**Exercice court 1**
Selon l'extrait sur Göbekli-Tepe, combien d'années dure la période du Dryas récent ?

**Extrait du document**
Vers -7.000 avant notre ère, il y a donc près de 9.000 ans, en plusieurs endroits du globe, partout pratiquement à la même époque, en Chine, en Égypte, en Mésopotamie, en Turquie, dans la vallée de l’Indus, dans les Andes en Amérique, des peuples inventent l’agriculture, la domestication végétale et animale, ce que l’on a appelé le phénomène de ‘Néolithisation’.

 

L’existence de Göbekli-Tepe présente un certain nombre de mystères, que ce soit dans la signification des pierres immenses et des gravures qui les recouvrent, du poids de ces pierres et de la distance à parcourir depuis la carrière où elles sont prélevées et découpées, du nombre élevé de personnes qui ont été nécessaires pour cette construction, et de la manière dont ces personnes pouvaient être nourries, au dixième et au neuvième millénaire avant notre ère, à une époque où l’agriculture n’est pas sensée exister, où l’homme n’est pas sensé savoir planter des céréales et les récolter.

 

Et surtout, Göbekli-Tepe est contemporain de ce que l’on appelle la fin du Dryas récent, cette période de 1.200 ans s’étendant de -12.850 ans à -11.650 ans avant le présent (soit de -10.900 ans à -9.700 ans avant notre ère), qui représente la dernière oscillation froide de la dernière période glaciaire avant l’Holocène. Les hommes auraient eu besoin de construire Göbekli-Tepe dès la sortie de ce dernier épisode glaciaire ? Pour témoigner de quoi ?

 

Un journaliste et archéologue américain, Graham Hancock, traque l’existence de civilisations disparues antérieures aux grandes civilisations que j’ai cité, traque des traces archéologiques qui dévieraient de la chronologie officielle des débuts de l’histoire et des civilisations, et il propose la théorie que ce monument de Göbekli-Tepe, comme les temples mégalithiques de l’île de Malte, auraient été construits comme témoignages d’un cataclysme cosmique ayant causé la survenue du Dryas récent.

 

https://trustmyscience.com/nouvelle-preuves-suggerent-impact-asteroide-a-provoque-changement-climatique-12800-ans/

 
Evidemment, ces théories peuvent paraître loufoques. Les preuves avancées par ces auteurs peuvent n’avoir aucune valeur. Le fait que Netflix propose le documentaire de Graham Hancock , «A l’aube de notre histoire», ne donne pas forcément une légitimité à sa thèse. Mais les découvertes scientifiques évoluent. Avant 1994, personne n’aurait imaginé que l’humanité aurait été capable de construire un site comme Göbekli-Tepe vers -9.600 ans avant notre ère. Que découvrira-t-on au cours des prochaines décennies ? Combien de nouveaux vestiges préhistoriques permettront-ils de revoir la chronologie de notre préhistoire ? Des lieux improbables que Graham Hancock décrit, l’un de ceux qui me surprend le plus est le site de Gunung Panang en Indonésie.

**Annotations des éléments de la page**

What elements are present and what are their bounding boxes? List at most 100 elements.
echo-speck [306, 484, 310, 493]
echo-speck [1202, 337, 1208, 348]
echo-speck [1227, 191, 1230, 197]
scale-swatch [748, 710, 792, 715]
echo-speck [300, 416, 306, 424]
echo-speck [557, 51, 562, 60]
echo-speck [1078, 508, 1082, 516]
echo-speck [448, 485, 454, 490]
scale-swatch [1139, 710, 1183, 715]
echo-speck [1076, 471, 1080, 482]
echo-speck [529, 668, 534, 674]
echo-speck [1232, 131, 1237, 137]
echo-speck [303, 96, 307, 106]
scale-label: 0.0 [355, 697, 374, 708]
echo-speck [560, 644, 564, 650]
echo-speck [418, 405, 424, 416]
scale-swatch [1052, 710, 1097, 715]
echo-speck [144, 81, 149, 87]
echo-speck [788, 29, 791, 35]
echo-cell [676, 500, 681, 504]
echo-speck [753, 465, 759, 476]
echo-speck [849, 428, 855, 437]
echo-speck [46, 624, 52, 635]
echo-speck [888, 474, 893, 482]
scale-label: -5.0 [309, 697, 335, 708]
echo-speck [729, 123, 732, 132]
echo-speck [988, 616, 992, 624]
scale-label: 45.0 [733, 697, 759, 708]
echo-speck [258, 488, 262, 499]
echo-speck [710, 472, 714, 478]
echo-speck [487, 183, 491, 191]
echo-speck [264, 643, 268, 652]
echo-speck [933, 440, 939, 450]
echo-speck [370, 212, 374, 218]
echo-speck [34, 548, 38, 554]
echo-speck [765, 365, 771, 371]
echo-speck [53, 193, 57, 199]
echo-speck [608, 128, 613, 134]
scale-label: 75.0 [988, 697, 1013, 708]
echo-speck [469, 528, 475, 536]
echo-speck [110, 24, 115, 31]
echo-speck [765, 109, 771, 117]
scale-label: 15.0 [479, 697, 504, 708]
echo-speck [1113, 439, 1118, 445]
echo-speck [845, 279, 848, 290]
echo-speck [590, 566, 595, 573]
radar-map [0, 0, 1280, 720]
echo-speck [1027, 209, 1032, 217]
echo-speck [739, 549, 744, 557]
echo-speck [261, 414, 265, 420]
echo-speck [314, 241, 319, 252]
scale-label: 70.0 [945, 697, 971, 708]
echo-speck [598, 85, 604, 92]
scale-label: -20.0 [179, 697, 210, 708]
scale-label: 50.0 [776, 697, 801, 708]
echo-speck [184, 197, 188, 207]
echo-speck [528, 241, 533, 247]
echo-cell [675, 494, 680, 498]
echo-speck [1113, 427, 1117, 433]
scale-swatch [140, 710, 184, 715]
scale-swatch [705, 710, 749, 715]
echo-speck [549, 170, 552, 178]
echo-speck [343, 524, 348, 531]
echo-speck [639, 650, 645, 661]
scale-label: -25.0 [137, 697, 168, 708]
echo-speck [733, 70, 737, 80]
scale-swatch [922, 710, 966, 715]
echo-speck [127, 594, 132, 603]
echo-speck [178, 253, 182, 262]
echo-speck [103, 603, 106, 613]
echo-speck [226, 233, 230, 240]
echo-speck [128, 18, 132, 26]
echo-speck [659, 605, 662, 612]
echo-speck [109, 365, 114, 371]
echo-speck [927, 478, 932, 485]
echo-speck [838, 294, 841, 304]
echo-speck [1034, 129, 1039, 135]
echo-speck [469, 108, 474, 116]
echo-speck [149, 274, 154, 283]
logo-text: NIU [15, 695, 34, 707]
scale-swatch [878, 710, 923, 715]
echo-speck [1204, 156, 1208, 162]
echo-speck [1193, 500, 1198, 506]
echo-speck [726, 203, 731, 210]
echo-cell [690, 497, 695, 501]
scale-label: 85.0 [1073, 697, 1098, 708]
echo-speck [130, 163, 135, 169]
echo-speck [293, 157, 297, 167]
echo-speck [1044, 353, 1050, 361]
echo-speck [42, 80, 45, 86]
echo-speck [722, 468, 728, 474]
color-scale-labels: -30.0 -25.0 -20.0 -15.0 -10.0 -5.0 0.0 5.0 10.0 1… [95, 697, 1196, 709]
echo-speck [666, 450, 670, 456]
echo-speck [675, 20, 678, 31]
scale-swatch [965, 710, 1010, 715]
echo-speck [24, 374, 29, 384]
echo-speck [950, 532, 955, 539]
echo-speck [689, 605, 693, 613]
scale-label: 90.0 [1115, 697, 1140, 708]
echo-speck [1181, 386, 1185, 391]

**Exercice court 2**
Modifiez la portion des enregistrements allant de leur première ligne jusqu'à celle contenant « echo-speck [261, 414, 265, 420] » incluse en y substituant « tick-label » à « scale-label ». Ne changez rien d'autre et ne renvoyez que cette portion.

**Sortie attendue 1**
1.200 ans.

**Sortie attendue 2**
What elements are present and what are their bounding boxes? List at most 100 elements.
echo-speck [306, 484, 310, 493]
echo-speck [1202, 337, 1208, 348]
echo-speck [1227, 191, 1230, 197]
scale-swatch [748, 710, 792, 715]
echo-speck [300, 416, 306, 424]
echo-speck [557, 51, 562, 60]
echo-speck [1078, 508, 1082, 516]
echo-speck [448, 485, 454, 490]
scale-swatch [1139, 710, 1183, 715]
echo-speck [1076, 471, 1080, 482]
echo-speck [529, 668, 534, 674]
echo-speck [1232, 131, 1237, 137]
echo-speck [303, 96, 307, 106]
tick-label: 0.0 [355, 697, 374, 708]
echo-speck [560, 644, 564, 650]
echo-speck [418, 405, 424, 416]
scale-swatch [1052, 710, 1097, 715]
echo-speck [144, 81, 149, 87]
echo-speck [788, 29, 791, 35]
echo-cell [676, 500, 681, 504]
echo-speck [753, 465, 759, 476]
echo-speck [849, 428, 855, 437]
echo-speck [46, 624, 52, 635]
echo-speck [888, 474, 893, 482]
tick-label: -5.0 [309, 697, 335, 708]
echo-speck [729, 123, 732, 132]
echo-speck [988, 616, 992, 624]
tick-label: 45.0 [733, 697, 759, 708]
echo-speck [258, 488, 262, 499]
echo-speck [710, 472, 714, 478]
echo-speck [487, 183, 491, 191]
echo-speck [264, 643, 268, 652]
echo-speck [933, 440, 939, 450]
echo-speck [370, 212, 374, 218]
echo-speck [34, 548, 38, 554]
echo-speck [765, 365, 771, 371]
echo-speck [53, 193, 57, 199]
echo-speck [608, 128, 613, 134]
tick-label: 75.0 [988, 697, 1013, 708]
echo-speck [469, 528, 475, 536]
echo-speck [110, 24, 115, 31]
echo-speck [765, 109, 771, 117]
tick-label: 15.0 [479, 697, 504, 708]
echo-speck [1113, 439, 1118, 445]
echo-speck [845, 279, 848, 290]
echo-speck [590, 566, 595, 573]
radar-map [0, 0, 1280, 720]
echo-speck [1027, 209, 1032, 217]
echo-speck [739, 549, 744, 557]
echo-speck [261, 414, 265, 420]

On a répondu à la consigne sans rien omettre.